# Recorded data
= = =

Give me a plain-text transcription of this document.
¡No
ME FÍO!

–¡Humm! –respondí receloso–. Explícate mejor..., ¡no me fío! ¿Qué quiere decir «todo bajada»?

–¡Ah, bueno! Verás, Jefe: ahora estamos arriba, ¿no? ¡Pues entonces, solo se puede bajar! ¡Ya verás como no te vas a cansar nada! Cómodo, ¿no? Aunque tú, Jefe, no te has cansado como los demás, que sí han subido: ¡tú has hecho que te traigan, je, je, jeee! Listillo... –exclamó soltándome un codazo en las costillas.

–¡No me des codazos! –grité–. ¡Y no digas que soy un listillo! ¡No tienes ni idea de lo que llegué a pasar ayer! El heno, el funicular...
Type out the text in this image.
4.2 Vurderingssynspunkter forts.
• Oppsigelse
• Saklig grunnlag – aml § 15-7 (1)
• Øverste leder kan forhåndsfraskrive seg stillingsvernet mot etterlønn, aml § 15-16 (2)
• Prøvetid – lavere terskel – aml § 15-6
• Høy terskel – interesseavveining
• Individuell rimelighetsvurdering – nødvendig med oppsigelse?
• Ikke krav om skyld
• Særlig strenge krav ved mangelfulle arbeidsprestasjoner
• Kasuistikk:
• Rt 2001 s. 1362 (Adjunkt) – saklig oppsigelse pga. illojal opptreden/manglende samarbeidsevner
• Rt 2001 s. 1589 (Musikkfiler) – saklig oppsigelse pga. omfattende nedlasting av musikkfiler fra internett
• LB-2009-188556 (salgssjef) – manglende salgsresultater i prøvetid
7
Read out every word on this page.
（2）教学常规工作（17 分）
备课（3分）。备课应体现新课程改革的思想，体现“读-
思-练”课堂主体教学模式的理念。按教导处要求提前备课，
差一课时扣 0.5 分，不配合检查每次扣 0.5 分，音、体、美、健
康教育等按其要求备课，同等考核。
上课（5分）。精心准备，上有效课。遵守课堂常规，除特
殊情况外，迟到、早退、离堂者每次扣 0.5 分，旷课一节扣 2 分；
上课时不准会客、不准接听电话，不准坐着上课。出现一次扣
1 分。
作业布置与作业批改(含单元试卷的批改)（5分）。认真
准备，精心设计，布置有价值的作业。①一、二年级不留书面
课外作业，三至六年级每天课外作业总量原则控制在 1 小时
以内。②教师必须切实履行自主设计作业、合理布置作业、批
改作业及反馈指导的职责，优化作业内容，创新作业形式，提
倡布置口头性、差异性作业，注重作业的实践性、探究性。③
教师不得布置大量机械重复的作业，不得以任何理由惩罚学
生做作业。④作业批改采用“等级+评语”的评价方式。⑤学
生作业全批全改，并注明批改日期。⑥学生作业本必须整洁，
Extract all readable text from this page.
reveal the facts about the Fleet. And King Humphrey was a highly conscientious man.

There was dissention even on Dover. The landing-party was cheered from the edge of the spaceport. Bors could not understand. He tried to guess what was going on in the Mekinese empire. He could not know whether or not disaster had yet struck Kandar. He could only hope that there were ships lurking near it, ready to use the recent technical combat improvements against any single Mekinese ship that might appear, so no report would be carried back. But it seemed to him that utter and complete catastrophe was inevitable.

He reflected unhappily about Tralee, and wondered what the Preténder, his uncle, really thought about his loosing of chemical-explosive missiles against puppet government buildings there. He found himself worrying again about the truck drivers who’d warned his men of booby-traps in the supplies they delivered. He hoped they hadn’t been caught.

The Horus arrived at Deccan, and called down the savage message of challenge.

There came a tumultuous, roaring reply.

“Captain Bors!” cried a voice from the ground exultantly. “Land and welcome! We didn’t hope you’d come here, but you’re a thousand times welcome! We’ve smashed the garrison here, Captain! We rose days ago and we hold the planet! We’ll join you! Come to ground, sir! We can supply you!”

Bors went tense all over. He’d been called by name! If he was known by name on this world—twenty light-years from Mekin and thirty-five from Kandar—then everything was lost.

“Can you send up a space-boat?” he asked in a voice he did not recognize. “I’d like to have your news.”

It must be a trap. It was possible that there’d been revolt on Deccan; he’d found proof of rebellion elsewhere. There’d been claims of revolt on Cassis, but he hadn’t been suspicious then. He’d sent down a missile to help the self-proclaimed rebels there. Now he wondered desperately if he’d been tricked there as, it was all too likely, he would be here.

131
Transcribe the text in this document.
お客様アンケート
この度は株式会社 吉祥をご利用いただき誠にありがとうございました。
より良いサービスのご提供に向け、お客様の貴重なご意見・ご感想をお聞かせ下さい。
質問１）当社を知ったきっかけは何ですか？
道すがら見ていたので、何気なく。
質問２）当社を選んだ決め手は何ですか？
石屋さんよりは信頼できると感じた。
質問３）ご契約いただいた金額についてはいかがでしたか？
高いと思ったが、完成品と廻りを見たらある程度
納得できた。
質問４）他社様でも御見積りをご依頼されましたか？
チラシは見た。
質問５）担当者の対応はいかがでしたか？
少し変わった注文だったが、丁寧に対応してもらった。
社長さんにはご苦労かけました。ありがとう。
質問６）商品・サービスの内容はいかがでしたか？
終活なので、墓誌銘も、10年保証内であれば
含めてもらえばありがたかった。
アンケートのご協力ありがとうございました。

= = =

# Exercise directions
Go through the listing above and list every line that has the word "krav".

# Correct result
• Ikke krav om skyld
• Særlig strenge krav ved mangelfulle arbeidsprestasjoner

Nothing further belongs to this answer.